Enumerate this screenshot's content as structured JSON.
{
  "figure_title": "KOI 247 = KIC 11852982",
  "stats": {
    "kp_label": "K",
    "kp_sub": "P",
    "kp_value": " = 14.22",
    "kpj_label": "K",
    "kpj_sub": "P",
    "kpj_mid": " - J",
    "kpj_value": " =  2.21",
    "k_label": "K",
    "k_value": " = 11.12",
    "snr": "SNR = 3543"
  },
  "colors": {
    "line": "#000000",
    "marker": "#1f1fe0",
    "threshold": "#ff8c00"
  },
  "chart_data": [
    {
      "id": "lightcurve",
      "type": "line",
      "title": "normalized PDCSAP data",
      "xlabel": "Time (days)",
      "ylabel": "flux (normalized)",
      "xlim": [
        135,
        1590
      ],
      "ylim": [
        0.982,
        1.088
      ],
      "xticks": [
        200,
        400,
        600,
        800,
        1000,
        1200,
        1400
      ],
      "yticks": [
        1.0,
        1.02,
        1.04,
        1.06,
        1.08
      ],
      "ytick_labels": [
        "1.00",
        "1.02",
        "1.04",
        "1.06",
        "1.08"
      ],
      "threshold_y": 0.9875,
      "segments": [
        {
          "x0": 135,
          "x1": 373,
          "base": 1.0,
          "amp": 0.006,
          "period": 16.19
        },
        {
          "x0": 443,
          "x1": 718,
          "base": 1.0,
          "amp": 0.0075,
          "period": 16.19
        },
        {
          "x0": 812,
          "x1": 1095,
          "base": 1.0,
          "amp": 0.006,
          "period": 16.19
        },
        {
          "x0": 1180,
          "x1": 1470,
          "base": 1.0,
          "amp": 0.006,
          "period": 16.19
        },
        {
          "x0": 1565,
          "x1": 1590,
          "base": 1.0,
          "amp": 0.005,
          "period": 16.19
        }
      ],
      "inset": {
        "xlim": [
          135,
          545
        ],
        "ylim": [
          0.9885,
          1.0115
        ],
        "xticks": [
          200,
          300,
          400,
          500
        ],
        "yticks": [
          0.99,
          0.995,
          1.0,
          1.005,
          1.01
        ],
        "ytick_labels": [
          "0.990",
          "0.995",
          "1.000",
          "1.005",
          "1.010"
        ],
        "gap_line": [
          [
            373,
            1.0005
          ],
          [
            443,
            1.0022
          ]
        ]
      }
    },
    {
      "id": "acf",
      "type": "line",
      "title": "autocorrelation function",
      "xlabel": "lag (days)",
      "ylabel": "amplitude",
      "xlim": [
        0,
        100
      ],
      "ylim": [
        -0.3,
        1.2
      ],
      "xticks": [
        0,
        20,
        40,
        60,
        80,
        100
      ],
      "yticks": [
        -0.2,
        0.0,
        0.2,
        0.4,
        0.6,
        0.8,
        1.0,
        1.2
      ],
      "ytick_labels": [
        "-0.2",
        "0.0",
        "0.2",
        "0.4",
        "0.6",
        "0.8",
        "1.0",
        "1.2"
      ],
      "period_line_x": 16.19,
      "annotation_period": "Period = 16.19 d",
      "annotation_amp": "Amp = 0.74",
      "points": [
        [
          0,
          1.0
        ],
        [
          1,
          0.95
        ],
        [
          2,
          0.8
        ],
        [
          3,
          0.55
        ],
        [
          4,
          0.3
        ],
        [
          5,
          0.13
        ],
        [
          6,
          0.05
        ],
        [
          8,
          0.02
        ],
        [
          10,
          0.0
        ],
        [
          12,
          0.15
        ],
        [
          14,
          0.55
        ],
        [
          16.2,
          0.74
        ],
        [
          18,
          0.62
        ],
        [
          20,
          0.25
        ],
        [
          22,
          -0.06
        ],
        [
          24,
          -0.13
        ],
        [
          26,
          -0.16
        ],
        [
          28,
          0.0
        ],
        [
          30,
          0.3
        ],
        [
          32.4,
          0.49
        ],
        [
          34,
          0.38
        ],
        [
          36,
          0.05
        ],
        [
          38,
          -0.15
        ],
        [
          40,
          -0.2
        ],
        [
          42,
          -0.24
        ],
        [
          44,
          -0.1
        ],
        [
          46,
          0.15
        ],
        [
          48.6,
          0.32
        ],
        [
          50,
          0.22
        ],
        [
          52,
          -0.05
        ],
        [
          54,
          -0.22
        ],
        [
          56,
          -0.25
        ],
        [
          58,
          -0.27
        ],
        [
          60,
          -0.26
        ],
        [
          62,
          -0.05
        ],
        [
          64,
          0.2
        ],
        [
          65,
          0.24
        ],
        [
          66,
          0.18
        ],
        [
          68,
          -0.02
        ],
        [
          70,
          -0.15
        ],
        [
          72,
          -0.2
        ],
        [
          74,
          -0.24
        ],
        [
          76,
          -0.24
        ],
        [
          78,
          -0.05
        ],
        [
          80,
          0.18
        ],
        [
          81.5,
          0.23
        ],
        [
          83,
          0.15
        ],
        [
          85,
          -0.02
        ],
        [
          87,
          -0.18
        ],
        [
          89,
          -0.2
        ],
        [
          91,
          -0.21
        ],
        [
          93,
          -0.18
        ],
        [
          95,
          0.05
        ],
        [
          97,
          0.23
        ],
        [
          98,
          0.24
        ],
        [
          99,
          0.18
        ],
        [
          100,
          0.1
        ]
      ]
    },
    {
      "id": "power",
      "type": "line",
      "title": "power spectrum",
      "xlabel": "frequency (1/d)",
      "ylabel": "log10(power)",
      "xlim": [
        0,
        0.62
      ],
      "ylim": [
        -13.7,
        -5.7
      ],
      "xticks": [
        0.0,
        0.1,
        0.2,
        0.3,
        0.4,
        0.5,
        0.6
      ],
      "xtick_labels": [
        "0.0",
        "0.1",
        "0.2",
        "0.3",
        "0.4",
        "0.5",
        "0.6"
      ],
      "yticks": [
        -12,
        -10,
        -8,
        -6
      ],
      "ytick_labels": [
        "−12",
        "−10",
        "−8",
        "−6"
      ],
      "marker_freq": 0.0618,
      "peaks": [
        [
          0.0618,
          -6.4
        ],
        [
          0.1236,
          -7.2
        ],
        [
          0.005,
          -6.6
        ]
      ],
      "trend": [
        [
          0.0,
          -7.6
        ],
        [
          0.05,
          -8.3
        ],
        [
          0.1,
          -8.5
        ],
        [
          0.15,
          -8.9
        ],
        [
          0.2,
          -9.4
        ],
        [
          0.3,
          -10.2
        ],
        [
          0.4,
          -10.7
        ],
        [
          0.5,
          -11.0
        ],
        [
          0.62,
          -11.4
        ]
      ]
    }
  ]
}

» **Problem details**:
Select the lines from the entries that include the word "normalized".

» **Task answer**:
      "title": "normalized PDCSAP data",
      "ylabel": "flux (normalized)",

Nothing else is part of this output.